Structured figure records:
◆ ◆ ◆ ◆ ◆ ◆ ◆

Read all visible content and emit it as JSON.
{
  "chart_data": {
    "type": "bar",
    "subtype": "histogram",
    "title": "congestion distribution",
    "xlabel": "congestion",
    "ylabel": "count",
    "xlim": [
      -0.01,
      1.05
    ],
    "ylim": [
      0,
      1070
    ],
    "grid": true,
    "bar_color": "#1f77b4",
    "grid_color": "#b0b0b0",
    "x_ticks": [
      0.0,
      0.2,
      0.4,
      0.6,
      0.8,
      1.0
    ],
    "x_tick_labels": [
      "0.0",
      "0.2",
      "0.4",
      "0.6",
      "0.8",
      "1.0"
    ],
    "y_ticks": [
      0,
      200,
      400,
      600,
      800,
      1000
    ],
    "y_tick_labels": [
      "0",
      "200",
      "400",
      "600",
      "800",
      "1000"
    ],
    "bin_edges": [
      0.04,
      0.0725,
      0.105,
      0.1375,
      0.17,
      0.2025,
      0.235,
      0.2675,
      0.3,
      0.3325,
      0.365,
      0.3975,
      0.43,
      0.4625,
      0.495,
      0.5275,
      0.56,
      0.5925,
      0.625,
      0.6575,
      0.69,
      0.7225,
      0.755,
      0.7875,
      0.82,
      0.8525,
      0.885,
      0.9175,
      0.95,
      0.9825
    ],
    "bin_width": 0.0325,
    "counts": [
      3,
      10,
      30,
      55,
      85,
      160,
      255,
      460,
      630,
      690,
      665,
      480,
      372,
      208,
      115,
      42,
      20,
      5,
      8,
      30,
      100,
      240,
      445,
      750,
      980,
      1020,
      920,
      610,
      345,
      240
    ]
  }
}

◆ ◆ ◆ ◆ ◆ ◆ ◆

**What you need to do:**
Gather each line from the entries above that includes the word "congestion".

**Answer to this problem:**
    "title": "congestion distribution",
    "xlabel": "congestion",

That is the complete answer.